Begin Data for processing

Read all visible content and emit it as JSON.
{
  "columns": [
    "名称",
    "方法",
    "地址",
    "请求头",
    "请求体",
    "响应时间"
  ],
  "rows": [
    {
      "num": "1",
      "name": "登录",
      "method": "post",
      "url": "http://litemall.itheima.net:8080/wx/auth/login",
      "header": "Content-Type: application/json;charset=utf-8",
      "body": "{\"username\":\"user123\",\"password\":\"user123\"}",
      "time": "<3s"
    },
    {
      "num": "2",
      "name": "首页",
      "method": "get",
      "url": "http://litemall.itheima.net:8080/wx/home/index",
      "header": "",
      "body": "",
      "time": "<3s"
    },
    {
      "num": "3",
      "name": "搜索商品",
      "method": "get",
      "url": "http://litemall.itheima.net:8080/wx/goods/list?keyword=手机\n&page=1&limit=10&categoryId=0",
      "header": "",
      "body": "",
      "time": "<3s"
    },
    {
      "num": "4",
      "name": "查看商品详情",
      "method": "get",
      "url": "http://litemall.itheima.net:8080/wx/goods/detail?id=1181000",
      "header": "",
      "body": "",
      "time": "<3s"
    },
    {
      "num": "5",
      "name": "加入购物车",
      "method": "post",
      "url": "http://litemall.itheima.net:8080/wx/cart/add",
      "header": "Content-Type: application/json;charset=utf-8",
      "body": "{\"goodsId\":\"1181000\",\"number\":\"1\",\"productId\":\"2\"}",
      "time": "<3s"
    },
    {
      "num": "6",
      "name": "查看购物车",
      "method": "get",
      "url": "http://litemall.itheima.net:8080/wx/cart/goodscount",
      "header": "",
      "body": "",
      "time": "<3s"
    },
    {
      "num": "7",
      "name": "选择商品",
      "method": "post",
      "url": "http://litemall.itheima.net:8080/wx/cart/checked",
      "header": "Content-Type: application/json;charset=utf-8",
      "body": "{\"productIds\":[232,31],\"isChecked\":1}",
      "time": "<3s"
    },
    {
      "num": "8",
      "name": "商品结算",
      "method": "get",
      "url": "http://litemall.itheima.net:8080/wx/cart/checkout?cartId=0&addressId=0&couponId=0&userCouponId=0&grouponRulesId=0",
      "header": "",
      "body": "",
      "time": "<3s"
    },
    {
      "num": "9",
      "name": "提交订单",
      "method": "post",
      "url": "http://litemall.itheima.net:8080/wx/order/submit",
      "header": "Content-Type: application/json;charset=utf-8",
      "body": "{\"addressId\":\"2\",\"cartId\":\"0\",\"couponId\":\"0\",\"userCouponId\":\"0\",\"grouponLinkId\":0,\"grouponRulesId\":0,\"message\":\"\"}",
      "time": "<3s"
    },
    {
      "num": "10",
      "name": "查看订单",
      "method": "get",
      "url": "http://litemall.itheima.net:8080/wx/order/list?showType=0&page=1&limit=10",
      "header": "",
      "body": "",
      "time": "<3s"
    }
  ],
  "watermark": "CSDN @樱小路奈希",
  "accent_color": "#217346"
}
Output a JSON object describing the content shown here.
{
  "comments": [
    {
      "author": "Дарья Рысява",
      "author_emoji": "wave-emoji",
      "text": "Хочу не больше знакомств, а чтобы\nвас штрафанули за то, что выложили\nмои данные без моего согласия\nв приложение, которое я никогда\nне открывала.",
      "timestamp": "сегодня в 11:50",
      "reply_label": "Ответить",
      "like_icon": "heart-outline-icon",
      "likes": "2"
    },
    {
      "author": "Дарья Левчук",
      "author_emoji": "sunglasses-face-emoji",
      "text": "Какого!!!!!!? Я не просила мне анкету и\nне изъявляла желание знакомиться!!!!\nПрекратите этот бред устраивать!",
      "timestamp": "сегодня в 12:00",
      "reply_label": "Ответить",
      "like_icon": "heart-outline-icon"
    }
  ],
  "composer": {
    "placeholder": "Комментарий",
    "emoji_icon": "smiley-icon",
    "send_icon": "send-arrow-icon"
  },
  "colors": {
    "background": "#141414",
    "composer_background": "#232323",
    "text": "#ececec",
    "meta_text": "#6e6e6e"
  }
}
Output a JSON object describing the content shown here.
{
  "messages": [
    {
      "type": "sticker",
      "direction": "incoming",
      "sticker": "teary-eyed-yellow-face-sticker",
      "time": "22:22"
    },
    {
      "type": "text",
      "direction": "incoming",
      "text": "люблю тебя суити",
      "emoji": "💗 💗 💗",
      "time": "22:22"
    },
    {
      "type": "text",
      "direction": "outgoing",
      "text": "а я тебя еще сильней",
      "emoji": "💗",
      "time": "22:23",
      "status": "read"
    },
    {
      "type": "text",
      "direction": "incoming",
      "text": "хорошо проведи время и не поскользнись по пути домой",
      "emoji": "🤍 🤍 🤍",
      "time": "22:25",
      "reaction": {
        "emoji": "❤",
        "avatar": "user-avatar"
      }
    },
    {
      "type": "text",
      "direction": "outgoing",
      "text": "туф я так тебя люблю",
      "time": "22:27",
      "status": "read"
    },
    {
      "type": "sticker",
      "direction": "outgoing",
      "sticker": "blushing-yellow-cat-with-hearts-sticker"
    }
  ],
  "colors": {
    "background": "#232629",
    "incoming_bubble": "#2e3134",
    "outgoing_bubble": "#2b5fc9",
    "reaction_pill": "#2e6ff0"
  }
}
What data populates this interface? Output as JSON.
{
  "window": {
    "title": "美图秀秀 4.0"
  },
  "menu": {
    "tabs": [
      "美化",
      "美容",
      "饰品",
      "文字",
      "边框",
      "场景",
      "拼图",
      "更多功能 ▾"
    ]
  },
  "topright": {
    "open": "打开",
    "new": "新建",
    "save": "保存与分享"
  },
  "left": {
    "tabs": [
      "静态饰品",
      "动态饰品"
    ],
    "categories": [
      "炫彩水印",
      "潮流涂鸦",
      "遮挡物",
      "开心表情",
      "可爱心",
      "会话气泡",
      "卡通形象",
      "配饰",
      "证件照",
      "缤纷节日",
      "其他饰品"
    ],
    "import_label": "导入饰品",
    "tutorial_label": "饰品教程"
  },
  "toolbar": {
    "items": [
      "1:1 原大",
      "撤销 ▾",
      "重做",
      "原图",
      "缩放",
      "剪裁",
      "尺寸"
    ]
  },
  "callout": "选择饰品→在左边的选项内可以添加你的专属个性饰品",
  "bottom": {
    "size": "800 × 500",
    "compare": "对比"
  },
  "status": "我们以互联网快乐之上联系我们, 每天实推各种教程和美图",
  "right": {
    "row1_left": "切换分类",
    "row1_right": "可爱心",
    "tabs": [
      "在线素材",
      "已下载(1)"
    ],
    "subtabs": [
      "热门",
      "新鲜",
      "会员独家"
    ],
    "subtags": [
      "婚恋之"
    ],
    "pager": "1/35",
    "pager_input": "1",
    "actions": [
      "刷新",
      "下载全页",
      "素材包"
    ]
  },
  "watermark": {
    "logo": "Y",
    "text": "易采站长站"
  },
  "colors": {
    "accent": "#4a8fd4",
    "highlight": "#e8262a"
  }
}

End Data for processing

Output every entry shown above, exactly.

- Answer to the task
Read all visible content and emit it as JSON.
{
  "columns": [
    "名称",
    "方法",
    "地址",
    "请求头",
    "请求体",
    "响应时间"
  ],
  "rows": [
    {
      "num": "1",
      "name": "登录",
      "method": "post",
      "url": "http://litemall.itheima.net:8080/wx/auth/login",
      "header": "Content-Type: application/json;charset=utf-8",
      "body": "{\"username\":\"user123\",\"password\":\"user123\"}",
      "time": "<3s"
    },
    {
      "num": "2",
      "name": "首页",
      "method": "get",
      "url": "http://litemall.itheima.net:8080/wx/home/index",
      "header": "",
      "body": "",
      "time": "<3s"
    },
    {
      "num": "3",
      "name": "搜索商品",
      "method": "get",
      "url": "http://litemall.itheima.net:8080/wx/goods/list?keyword=手机\n&page=1&limit=10&categoryId=0",
      "header": "",
      "body": "",
      "time": "<3s"
    },
    {
      "num": "4",
      "name": "查看商品详情",
      "method": "get",
      "url": "http://litemall.itheima.net:8080/wx/goods/detail?id=1181000",
      "header": "",
      "body": "",
      "time": "<3s"
    },
    {
      "num": "5",
      "name": "加入购物车",
      "method": "post",
      "url": "http://litemall.itheima.net:8080/wx/cart/add",
      "header": "Content-Type: application/json;charset=utf-8",
      "body": "{\"goodsId\":\"1181000\",\"number\":\"1\",\"productId\":\"2\"}",
      "time": "<3s"
    },
    {
      "num": "6",
      "name": "查看购物车",
      "method": "get",
      "url": "http://litemall.itheima.net:8080/wx/cart/goodscount",
      "header": "",
      "body": "",
      "time": "<3s"
    },
    {
      "num": "7",
      "name": "选择商品",
      "method": "post",
      "url": "http://litemall.itheima.net:8080/wx/cart/checked",
      "header": "Content-Type: application/json;charset=utf-8",
      "body": "{\"productIds\":[232,31],\"isChecked\":1}",
      "time": "<3s"
    },
    {
      "num": "8",
      "name": "商品结算",
      "method": "get",
      "url": "http://litemall.itheima.net:8080/wx/cart/checkout?cartId=0&addressId=0&couponId=0&userCouponId=0&grouponRulesId=0",
      "header": "",
      "body": "",
      "time": "<3s"
    },
    {
      "num": "9",
      "name": "提交订单",
      "method": "post",
      "url": "http://litemall.itheima.net:8080/wx/order/submit",
      "header": "Content-Type: application/json;charset=utf-8",
      "body": "{\"addressId\":\"2\",\"cartId\":\"0\",\"couponId\":\"0\",\"userCouponId\":\"0\",\"grouponLinkId\":0,\"grouponRulesId\":0,\"message\":\"\"}",
      "time": "<3s"
    },
    {
      "num": "10",
      "name": "查看订单",
      "method": "get",
      "url": "http://litemall.itheima.net:8080/wx/order/list?showType=0&page=1&limit=10",
      "header": "",
      "body": "",
      "time": "<3s"
    }
  ],
  "watermark": "CSDN @樱小路奈希",
  "accent_color": "#217346"
}
Output a JSON object describing the content shown here.
{
  "comments": [
    {
      "author": "Дарья Рысява",
      "author_emoji": "wave-emoji",
      "text": "Хочу не больше знакомств, а чтобы\nвас штрафанули за то, что выложили\nмои данные без моего согласия\nв приложение, которое я никогда\nне открывала.",
      "timestamp": "сегодня в 11:50",
      "reply_label": "Ответить",
      "like_icon": "heart-outline-icon",
      "likes": "2"
    },
    {
      "author": "Дарья Левчук",
      "author_emoji": "sunglasses-face-emoji",
      "text": "Какого!!!!!!? Я не просила мне анкету и\nне изъявляла желание знакомиться!!!!\nПрекратите этот бред устраивать!",
      "timestamp": "сегодня в 12:00",
      "reply_label": "Ответить",
      "like_icon": "heart-outline-icon"
    }
  ],
  "composer": {
    "placeholder": "Комментарий",
    "emoji_icon": "smiley-icon",
    "send_icon": "send-arrow-icon"
  },
  "colors": {
    "background": "#141414",
    "composer_background": "#232323",
    "text": "#ececec",
    "meta_text": "#6e6e6e"
  }
}
Output a JSON object describing the content shown here.
{
  "messages": [
    {
      "type": "sticker",
      "direction": "incoming",
      "sticker": "teary-eyed-yellow-face-sticker",
      "time": "22:22"
    },
    {
      "type": "text",
      "direction": "incoming",
      "text": "люблю тебя суити",
      "emoji": "💗 💗 💗",
      "time": "22:22"
    },
    {
      "type": "text",
      "direction": "outgoing",
      "text": "а я тебя еще сильней",
      "emoji": "💗",
      "time": "22:23",
      "status": "read"
    },
    {
      "type": "text",
      "direction": "incoming",
      "text": "хорошо проведи время и не поскользнись по пути домой",
      "emoji": "🤍 🤍 🤍",
      "time": "22:25",
      "reaction": {
        "emoji": "❤",
        "avatar": "user-avatar"
      }
    },
    {
      "type": "text",
      "direction": "outgoing",
      "text": "туф я так тебя люблю",
      "time": "22:27",
      "status": "read"
    },
    {
      "type": "sticker",
      "direction": "outgoing",
      "sticker": "blushing-yellow-cat-with-hearts-sticker"
    }
  ],
  "colors": {
    "background": "#232629",
    "incoming_bubble": "#2e3134",
    "outgoing_bubble": "#2b5fc9",
    "reaction_pill": "#2e6ff0"
  }
}
What data populates this interface? Output as JSON.
{
  "window": {
    "title": "美图秀秀 4.0"
  },
  "menu": {
    "tabs": [
      "美化",
      "美容",
      "饰品",
      "文字",
      "边框",
      "场景",
      "拼图",
      "更多功能 ▾"
    ]
  },
  "topright": {
    "open": "打开",
    "new": "新建",
    "save": "保存与分享"
  },
  "left": {
    "tabs": [
      "静态饰品",
      "动态饰品"
    ],
    "categories": [
      "炫彩水印",
      "潮流涂鸦",
      "遮挡物",
      "开心表情",
      "可爱心",
      "会话气泡",
      "卡通形象",
      "配饰",
      "证件照",
      "缤纷节日",
      "其他饰品"
    ],
    "import_label": "导入饰品",
    "tutorial_label": "饰品教程"
  },
  "toolbar": {
    "items": [
      "1:1 原大",
      "撤销 ▾",
      "重做",
      "原图",
      "缩放",
      "剪裁",
      "尺寸"
    ]
  },
  "callout": "选择饰品→在左边的选项内可以添加你的专属个性饰品",
  "bottom": {
    "size": "800 × 500",
    "compare": "对比"
  },
  "status": "我们以互联网快乐之上联系我们, 每天实推各种教程和美图",
  "right": {
    "row1_left": "切换分类",
    "row1_right": "可爱心",
    "tabs": [
      "在线素材",
      "已下载(1)"
    ],
    "subtabs": [
      "热门",
      "新鲜",
      "会员独家"
    ],
    "subtags": [
      "婚恋之"
    ],
    "pager": "1/35",
    "pager_input": "1",
    "actions": [
      "刷新",
      "下载全页",
      "素材包"
    ]
  },
  "watermark": {
    "logo": "Y",
    "text": "易采站长站"
  },
  "colors": {
    "accent": "#4a8fd4",
    "highlight": "#e8262a"
  }
}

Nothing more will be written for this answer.